> Given exercise: Reproduce the lines from the start of the records through the line that contains "The jack bolt opening 134 is at (167, 131).", both included, without the pictures.

> Raw records:
○ ○ ○

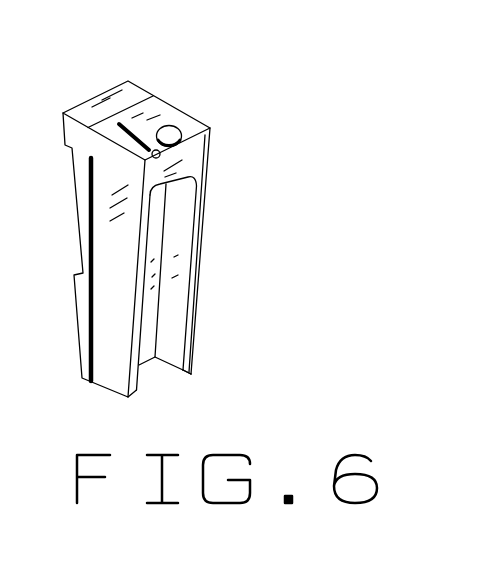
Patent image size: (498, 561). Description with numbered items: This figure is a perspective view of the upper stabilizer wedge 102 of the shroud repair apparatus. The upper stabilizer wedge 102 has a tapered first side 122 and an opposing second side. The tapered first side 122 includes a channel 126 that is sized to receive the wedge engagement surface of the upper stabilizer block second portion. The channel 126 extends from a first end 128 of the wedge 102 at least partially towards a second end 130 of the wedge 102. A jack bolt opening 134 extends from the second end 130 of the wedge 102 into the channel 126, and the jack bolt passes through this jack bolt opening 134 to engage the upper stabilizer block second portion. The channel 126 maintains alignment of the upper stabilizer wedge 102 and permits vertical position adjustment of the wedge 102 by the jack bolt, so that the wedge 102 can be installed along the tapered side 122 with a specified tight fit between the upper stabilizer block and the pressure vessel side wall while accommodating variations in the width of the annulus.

The upper stabilizer wedge 102 is at (210, 203).
The tapered first side 122 is at (197, 166).
The channel 126 is at (171, 296).
The first end 128 is at (190, 373).
The second end 130 is at (211, 128).
The jack bolt opening 134 is at (167, 131).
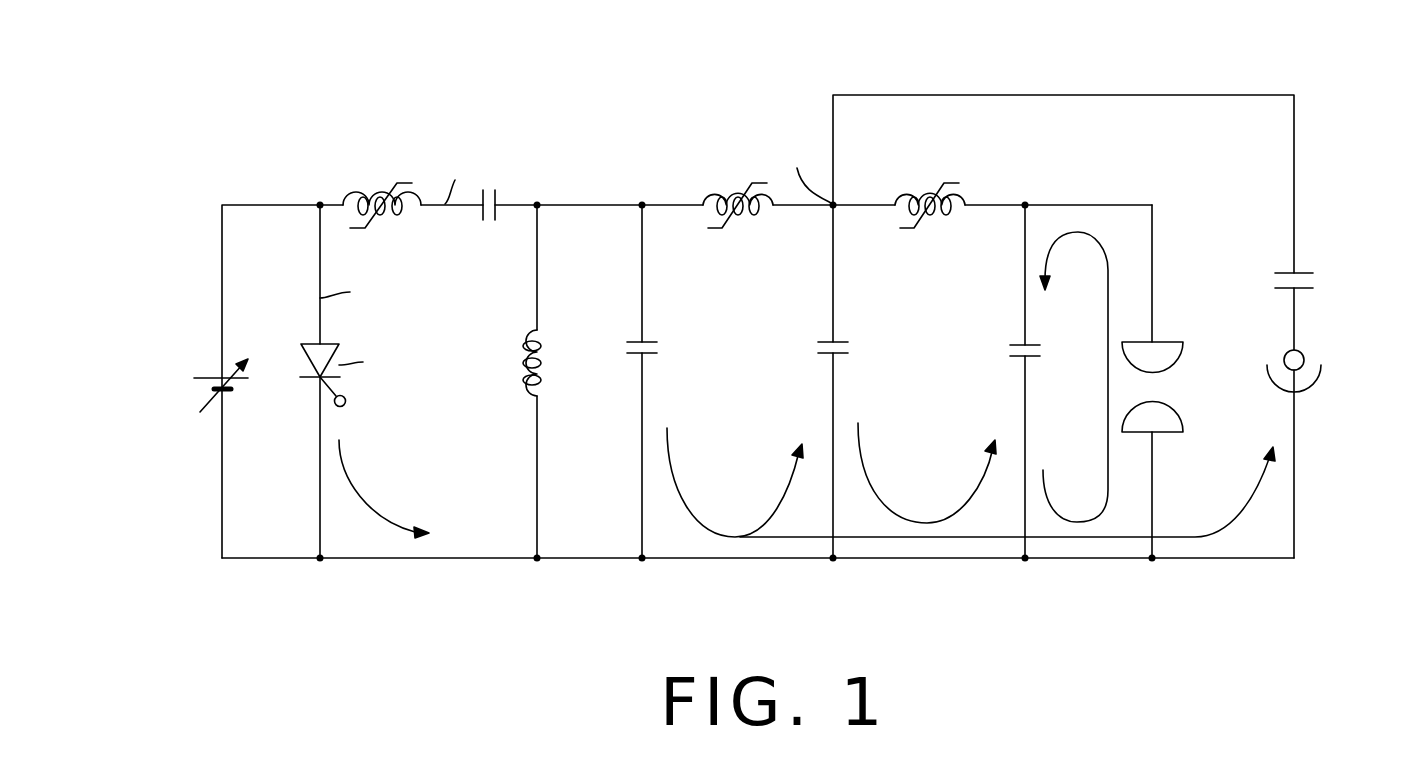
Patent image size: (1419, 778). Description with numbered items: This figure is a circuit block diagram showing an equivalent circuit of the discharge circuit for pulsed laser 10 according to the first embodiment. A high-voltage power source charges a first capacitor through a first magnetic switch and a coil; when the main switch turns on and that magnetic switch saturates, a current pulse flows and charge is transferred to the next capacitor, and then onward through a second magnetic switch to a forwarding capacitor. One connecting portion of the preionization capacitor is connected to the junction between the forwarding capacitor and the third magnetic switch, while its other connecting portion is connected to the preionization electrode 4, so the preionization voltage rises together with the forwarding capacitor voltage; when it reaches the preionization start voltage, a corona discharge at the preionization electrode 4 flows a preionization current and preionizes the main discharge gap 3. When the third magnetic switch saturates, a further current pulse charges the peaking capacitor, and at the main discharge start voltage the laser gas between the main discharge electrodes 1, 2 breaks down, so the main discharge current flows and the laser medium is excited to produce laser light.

The discharge circuit for pulsed laser 10 is at (459, 47).
The main discharge electrode 1 is at (1183, 352).
The main discharge electrode 2 is at (1183, 420).
The main discharge gap 3 is at (1166, 388).
The preionization electrode 4 is at (1318, 356).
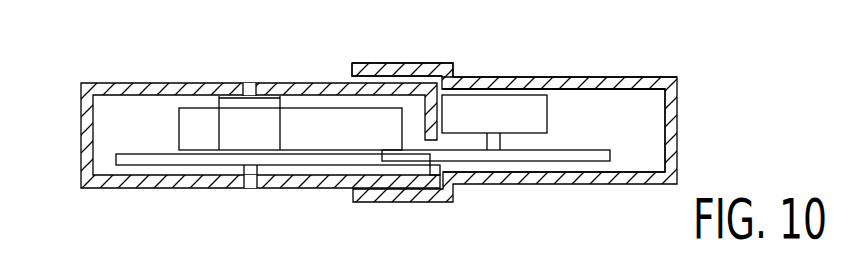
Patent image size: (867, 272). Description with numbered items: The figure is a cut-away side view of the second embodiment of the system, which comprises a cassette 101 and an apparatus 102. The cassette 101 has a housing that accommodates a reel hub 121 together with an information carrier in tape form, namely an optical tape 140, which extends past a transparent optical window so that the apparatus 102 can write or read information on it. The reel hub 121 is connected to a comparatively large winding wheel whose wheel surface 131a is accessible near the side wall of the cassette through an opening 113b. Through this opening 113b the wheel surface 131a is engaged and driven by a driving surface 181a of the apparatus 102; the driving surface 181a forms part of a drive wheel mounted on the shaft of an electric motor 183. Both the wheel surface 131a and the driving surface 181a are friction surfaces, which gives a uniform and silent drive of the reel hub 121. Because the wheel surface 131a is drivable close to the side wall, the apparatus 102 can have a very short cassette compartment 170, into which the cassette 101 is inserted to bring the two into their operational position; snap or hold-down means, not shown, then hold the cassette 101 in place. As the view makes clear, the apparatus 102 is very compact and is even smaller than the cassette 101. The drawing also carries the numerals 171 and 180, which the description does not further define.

The cassette 101 is at (80, 64).
The apparatus 102 is at (676, 63).
The overlapping flange of second housing 171 is at (352, 77).
The cassette compartment 170 is at (442, 78).
The reel hub 121 is at (266, 105).
The optical tape 140 is at (380, 122).
The wheel surface 131a is at (320, 160).
The opening 113b is at (430, 166).
The driving surface 181a is at (588, 156).
The electric motor 183 is at (535, 112).
The second housing interior assembly 180 is at (640, 138).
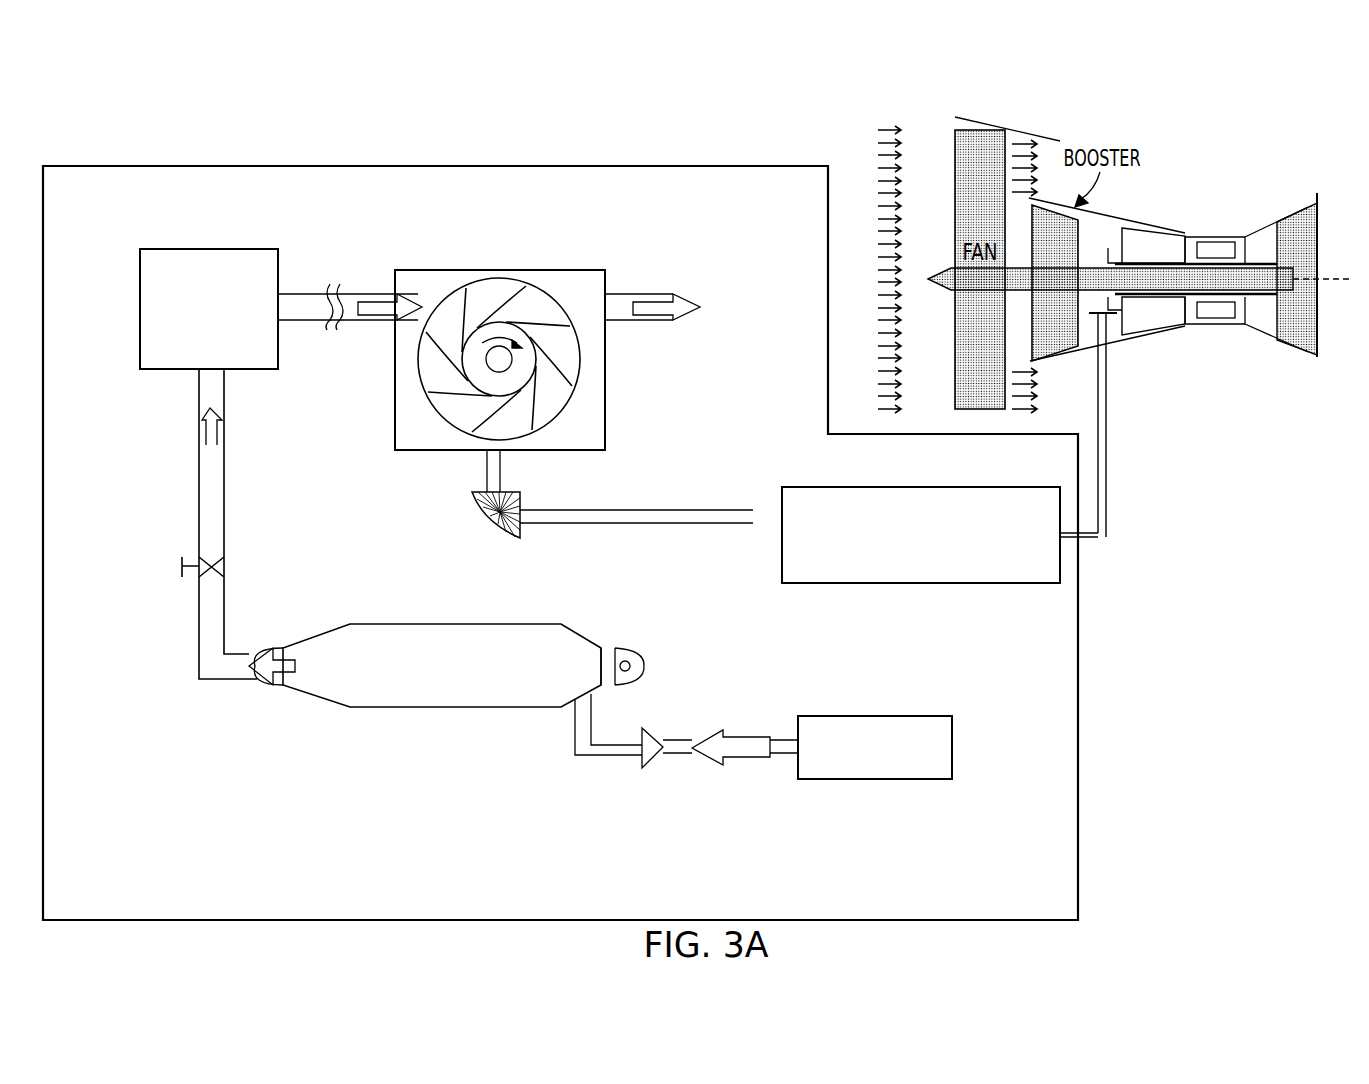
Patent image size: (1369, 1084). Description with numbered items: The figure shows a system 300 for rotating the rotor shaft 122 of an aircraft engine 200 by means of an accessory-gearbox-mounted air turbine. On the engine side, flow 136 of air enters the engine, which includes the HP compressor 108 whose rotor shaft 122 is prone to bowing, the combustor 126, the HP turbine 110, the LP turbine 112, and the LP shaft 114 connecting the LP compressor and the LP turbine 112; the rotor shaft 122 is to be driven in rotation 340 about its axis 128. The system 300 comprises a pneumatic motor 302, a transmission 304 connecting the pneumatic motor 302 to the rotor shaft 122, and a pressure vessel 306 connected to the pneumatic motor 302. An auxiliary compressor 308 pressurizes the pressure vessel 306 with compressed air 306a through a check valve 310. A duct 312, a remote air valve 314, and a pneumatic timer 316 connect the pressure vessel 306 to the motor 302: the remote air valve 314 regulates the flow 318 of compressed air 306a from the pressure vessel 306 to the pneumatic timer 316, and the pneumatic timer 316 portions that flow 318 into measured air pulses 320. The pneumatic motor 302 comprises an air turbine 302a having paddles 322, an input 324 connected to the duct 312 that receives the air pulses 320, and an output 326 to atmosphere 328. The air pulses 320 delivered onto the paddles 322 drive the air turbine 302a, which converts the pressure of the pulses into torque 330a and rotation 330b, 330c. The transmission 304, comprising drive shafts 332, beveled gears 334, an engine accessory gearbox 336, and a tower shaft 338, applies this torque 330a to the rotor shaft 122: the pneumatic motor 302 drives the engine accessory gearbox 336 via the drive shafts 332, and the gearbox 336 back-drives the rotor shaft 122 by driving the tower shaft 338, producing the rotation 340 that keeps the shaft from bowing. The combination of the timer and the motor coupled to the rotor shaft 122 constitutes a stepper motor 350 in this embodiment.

The system for rotating a rotor shaft 300 is at (118, 157).
The stepper motor 350 is at (414, 207).
The flow of air into the engine 136 is at (880, 126).
The gas turbine engine 200 is at (1095, 126).
The HP compressor 108 is at (1172, 215).
The rotor shaft 122 is at (1272, 268).
The HP turbine 110 is at (1273, 222).
The LP shaft 114 is at (1280, 285).
The rotation of the rotor shaft 340 is at (1333, 300).
The axis AA' 128 is at (1310, 295).
The LP turbine 112 is at (1297, 345).
The combustor 126 is at (1220, 337).
The tower shaft 338 is at (1122, 381).
The transmission 304 is at (1128, 504).
The pneumatic timer 316 is at (139, 331).
The duct 312 is at (205, 389).
The flow of compressed air 318 is at (216, 437).
The remote air valve 314 is at (182, 566).
The auxiliary compressor 308 is at (867, 779).
The air pulses 320 is at (350, 305).
The input 324 is at (365, 318).
The pneumatic motor 302 is at (630, 247).
The air turbine 302a is at (548, 270).
The paddles 322 is at (560, 405).
The torque 330a is at (505, 320).
The rotation 330b is at (494, 332).
The rotation 330c is at (727, 557).
The output 326 is at (686, 322).
The atmosphere 328 is at (725, 296).
The drive shafts 332 is at (628, 526).
The beveled gears 334 is at (507, 538).
The engine accessory gearbox 336 is at (845, 583).
The pressure vessel 306 is at (401, 709).
The compressed air 306a is at (536, 644).
The check valve 310 is at (650, 762).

○ ○ ○

> The completed task:
Patent image size: (498, 561). Description with numbered items: This figure is a perspective view of the upper stabilizer wedge 102 of the shroud repair apparatus. The upper stabilizer wedge 102 has a tapered first side 122 and an opposing second side. The tapered first side 122 includes a channel 126 that is sized to receive the wedge engagement surface of the upper stabilizer block second portion. The channel 126 extends from a first end 128 of the wedge 102 at least partially towards a second end 130 of the wedge 102. A jack bolt opening 134 extends from the second end 130 of the wedge 102 into the channel 126, and the jack bolt passes through this jack bolt opening 134 to engage the upper stabilizer block second portion. The channel 126 maintains alignment of the upper stabilizer wedge 102 and permits vertical position adjustment of the wedge 102 by the jack bolt, so that the wedge 102 can be installed along the tapered side 122 with a specified tight fit between the upper stabilizer block and the pressure vessel side wall while accommodating variations in the width of the annulus.

The upper stabilizer wedge 102 is at (210, 203).
The tapered first side 122 is at (197, 166).
The channel 126 is at (171, 296).
The first end 128 is at (190, 373).
The second end 130 is at (211, 128).
The jack bolt opening 134 is at (167, 131).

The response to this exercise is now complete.